───── PROVIDED ENTRIES

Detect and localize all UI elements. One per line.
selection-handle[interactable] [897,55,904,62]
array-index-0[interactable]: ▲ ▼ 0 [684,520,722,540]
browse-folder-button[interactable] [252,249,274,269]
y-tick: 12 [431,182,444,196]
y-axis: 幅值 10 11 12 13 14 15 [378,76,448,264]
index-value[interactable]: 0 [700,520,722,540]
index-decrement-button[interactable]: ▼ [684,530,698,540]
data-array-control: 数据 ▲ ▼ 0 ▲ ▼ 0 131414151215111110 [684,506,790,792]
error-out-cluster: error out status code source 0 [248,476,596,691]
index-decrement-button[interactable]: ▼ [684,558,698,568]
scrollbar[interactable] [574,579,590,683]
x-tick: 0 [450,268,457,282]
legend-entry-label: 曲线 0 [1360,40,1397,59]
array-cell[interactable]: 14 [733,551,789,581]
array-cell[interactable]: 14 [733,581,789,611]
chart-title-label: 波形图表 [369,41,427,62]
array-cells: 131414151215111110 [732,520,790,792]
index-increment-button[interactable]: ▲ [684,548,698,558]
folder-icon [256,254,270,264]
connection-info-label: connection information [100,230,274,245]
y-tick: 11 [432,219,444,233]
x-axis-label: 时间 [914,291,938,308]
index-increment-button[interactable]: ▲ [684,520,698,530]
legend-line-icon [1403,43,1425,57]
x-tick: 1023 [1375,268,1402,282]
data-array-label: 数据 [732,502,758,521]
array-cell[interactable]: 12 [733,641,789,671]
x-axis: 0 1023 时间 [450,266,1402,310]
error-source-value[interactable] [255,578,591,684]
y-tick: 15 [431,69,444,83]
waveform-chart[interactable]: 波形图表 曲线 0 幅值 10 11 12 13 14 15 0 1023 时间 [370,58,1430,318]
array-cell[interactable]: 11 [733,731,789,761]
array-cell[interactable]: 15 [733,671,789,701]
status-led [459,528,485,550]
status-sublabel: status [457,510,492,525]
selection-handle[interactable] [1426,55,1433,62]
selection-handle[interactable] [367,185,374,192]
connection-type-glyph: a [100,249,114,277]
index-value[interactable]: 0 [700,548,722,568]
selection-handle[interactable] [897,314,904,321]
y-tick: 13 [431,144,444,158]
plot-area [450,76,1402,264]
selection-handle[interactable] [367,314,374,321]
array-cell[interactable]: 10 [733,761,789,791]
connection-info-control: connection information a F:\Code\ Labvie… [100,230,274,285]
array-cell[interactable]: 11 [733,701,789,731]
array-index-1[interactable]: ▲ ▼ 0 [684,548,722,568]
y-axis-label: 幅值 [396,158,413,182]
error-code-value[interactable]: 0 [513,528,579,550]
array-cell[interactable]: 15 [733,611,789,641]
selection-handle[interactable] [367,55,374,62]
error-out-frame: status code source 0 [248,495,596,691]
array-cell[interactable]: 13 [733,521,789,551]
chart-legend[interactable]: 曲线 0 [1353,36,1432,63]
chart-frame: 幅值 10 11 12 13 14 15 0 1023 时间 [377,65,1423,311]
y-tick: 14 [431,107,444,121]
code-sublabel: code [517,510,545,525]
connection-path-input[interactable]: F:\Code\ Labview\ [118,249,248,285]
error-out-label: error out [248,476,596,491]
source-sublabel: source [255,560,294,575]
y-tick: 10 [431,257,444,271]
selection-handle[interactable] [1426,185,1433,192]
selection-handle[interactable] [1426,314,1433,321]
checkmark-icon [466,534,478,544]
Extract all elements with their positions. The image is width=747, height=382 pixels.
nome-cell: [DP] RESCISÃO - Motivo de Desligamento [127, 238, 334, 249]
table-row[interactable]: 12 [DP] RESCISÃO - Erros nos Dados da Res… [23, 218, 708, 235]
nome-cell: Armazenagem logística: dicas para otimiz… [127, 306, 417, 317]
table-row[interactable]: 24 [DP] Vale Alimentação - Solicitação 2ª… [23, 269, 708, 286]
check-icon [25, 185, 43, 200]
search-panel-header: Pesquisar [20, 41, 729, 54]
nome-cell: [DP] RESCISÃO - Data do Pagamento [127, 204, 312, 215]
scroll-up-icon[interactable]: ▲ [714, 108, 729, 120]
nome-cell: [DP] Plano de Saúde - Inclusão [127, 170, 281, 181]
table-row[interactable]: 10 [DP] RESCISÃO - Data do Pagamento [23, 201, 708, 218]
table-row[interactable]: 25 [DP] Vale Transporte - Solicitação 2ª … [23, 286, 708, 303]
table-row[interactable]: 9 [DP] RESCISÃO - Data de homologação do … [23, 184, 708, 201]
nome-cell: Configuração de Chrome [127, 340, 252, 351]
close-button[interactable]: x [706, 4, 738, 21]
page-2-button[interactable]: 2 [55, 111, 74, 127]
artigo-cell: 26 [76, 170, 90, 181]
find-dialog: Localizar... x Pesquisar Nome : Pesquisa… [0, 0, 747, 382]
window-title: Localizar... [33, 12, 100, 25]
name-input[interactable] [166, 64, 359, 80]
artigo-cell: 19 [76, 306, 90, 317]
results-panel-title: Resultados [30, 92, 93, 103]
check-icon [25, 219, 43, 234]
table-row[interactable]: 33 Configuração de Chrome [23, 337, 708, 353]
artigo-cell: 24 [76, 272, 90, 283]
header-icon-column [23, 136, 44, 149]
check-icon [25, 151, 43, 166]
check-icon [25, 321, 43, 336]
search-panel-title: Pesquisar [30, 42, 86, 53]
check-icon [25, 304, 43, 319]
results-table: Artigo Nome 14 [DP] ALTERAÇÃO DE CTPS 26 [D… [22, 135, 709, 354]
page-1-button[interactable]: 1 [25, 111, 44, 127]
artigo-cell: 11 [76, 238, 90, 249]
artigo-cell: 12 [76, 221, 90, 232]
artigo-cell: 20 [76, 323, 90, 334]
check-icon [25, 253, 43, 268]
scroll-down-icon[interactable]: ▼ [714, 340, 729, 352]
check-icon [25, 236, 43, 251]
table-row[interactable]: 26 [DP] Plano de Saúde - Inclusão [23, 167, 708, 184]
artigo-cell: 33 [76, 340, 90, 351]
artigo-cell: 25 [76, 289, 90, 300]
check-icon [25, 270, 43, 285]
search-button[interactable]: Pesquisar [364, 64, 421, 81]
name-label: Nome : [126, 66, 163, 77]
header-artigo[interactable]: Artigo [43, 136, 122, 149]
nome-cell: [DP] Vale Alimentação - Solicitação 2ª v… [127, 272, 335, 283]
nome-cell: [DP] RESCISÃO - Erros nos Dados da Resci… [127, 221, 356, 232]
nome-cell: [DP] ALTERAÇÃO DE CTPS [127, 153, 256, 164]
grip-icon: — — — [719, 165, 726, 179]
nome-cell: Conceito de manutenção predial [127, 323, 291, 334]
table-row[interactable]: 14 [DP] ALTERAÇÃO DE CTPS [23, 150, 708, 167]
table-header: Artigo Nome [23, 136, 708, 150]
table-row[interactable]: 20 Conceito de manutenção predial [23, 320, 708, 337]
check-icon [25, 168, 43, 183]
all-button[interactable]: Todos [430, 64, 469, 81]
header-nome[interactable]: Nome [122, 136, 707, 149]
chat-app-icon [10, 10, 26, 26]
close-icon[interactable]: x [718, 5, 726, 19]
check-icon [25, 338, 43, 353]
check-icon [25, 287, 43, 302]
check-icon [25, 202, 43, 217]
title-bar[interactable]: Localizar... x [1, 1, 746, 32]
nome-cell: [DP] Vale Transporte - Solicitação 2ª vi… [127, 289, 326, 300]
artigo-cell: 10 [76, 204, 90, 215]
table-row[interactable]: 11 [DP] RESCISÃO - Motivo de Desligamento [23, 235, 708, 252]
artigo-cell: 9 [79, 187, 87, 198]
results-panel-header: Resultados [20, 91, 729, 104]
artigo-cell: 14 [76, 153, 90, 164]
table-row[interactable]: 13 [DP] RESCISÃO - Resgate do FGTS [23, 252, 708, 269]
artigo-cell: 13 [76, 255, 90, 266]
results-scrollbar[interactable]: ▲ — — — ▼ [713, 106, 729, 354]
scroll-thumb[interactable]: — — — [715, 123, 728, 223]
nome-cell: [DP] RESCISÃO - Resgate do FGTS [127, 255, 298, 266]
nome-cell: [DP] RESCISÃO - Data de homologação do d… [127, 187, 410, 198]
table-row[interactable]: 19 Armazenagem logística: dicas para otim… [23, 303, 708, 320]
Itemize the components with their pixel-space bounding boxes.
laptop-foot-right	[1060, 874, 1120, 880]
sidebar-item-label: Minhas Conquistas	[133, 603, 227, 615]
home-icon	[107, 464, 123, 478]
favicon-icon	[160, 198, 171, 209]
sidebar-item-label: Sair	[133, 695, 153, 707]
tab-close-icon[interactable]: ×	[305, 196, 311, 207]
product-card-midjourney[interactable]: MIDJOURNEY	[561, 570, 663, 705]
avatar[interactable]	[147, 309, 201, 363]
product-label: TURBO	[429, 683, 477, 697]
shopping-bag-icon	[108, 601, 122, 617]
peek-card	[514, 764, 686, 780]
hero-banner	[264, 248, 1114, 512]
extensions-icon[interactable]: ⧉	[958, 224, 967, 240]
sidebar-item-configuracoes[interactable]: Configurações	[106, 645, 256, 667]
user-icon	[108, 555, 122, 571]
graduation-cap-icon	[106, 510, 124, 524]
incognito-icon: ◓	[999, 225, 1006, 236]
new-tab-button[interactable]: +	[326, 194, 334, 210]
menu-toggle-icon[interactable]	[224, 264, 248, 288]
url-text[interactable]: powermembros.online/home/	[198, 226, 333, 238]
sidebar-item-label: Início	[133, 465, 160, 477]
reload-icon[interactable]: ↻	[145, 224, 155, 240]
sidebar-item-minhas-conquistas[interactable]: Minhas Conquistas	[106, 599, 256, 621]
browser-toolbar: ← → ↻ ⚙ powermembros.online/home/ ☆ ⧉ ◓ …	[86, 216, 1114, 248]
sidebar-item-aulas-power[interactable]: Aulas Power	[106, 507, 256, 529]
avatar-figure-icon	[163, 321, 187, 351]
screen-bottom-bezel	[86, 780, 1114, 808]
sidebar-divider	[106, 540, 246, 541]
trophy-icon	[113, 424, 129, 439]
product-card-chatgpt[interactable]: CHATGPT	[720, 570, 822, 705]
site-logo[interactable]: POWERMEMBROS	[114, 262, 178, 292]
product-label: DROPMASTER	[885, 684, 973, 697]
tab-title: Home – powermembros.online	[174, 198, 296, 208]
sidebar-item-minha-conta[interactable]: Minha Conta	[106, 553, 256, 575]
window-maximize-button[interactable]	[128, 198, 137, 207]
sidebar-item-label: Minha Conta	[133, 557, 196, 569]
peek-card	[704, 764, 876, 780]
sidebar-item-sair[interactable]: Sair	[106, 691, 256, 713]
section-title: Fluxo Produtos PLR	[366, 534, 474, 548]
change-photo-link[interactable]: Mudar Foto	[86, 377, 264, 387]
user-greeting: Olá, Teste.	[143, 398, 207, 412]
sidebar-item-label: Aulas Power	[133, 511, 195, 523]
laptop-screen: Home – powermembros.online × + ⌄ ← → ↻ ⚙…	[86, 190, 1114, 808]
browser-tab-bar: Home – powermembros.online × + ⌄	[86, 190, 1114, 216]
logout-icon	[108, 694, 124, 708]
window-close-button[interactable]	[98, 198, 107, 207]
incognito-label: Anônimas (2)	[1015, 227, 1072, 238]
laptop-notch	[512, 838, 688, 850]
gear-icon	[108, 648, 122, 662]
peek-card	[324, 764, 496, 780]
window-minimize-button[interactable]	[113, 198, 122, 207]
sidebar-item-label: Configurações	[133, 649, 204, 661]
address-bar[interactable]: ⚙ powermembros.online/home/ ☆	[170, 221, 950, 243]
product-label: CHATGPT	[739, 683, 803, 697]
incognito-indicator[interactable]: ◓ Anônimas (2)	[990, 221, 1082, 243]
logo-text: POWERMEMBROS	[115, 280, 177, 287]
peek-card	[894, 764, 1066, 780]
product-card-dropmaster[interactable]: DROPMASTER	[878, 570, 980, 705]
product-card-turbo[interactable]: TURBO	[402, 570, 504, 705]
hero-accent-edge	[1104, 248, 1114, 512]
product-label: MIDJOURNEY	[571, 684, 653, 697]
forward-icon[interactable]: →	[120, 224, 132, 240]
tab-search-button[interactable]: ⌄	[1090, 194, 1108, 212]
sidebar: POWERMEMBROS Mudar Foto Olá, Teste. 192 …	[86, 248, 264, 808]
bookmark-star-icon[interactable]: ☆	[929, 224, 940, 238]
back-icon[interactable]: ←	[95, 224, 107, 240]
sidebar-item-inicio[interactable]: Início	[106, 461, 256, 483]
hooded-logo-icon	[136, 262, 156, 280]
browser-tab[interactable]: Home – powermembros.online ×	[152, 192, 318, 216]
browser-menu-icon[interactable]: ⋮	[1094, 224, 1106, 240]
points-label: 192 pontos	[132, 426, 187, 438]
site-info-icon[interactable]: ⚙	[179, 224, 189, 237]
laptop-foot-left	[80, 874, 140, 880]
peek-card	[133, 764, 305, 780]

──────────

=== WHAT YOU ARE ASKED TO DO ===
Lay out the lines from the start of the data through the line containing "y-axis: 幅值 10 11 12 13 14 15 [378,76,448,264]", including that line, as a JSON list of strings with one string per line and blank lines omitted.

=== EXERCISE RESPONSE ===
[
  "Detect and localize all UI elements. One per line.",
  "selection-handle[interactable] [897,55,904,62]",
  "array-index-0[interactable]: ▲ ▼ 0 [684,520,722,540]",
  "browse-folder-button[interactable] [252,249,274,269]",
  "y-tick: 12 [431,182,444,196]",
  "y-axis: 幅值 10 11 12 13 14 15 [378,76,448,264]"
]